The problem ▸
Look for the string "depth" in every line, and copy each line that has it.

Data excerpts
● ● ● ● ●
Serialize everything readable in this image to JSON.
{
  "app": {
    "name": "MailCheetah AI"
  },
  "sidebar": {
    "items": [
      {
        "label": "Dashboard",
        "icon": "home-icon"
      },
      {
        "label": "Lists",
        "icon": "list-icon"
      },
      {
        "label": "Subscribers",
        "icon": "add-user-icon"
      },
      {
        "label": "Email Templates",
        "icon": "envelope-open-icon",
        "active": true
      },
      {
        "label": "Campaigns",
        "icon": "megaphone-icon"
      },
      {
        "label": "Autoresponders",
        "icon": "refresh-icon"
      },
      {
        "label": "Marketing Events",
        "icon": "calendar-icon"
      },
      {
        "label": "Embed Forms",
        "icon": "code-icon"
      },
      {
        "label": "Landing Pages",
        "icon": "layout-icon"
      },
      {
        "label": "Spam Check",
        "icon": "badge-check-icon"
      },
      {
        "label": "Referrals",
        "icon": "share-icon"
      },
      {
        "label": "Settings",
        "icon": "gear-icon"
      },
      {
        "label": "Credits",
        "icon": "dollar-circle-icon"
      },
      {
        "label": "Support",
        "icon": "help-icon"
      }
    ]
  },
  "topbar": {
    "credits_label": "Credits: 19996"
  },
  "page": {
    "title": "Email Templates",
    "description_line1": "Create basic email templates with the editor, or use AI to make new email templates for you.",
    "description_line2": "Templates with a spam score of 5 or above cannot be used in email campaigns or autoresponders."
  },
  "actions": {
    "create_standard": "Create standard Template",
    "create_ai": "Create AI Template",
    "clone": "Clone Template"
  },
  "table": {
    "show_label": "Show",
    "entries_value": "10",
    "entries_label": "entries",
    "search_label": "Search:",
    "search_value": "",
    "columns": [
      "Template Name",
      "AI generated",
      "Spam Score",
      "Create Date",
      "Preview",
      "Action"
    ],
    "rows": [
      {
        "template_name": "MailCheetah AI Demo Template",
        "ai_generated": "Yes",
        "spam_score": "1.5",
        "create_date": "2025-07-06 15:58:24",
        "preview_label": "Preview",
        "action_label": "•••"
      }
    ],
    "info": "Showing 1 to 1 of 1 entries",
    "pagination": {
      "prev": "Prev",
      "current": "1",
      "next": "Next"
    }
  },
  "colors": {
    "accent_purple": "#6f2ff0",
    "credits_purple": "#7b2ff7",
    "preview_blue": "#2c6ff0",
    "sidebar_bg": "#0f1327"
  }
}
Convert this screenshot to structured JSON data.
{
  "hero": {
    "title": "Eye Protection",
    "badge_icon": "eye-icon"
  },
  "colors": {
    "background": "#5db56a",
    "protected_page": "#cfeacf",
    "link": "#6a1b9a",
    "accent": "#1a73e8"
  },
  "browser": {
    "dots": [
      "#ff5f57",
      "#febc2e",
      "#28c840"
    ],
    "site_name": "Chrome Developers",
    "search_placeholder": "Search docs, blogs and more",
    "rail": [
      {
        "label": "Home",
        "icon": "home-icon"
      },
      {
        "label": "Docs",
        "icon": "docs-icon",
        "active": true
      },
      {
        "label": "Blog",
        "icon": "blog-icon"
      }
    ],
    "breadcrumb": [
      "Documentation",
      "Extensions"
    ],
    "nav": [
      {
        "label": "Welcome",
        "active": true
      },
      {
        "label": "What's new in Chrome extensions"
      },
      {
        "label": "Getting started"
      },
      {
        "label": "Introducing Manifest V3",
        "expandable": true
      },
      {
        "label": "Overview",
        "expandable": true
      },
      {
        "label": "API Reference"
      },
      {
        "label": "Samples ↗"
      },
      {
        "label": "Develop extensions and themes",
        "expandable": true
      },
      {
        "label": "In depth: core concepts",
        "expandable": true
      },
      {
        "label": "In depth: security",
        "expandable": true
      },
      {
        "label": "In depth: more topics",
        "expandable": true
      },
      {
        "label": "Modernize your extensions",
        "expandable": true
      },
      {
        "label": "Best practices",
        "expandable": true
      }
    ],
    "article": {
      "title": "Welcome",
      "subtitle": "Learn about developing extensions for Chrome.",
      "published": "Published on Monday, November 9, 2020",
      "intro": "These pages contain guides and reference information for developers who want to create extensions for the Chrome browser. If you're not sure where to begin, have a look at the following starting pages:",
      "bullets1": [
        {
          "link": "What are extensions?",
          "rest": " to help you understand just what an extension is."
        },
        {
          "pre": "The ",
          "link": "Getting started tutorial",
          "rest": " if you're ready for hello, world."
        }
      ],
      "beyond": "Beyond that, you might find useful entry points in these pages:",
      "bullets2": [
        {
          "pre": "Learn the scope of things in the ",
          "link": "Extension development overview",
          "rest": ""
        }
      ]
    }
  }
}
● ● ● ● ●
Result of the exercise ▸
        "label": "In depth: core concepts",
        "label": "In depth: security",
        "label": "In depth: more topics",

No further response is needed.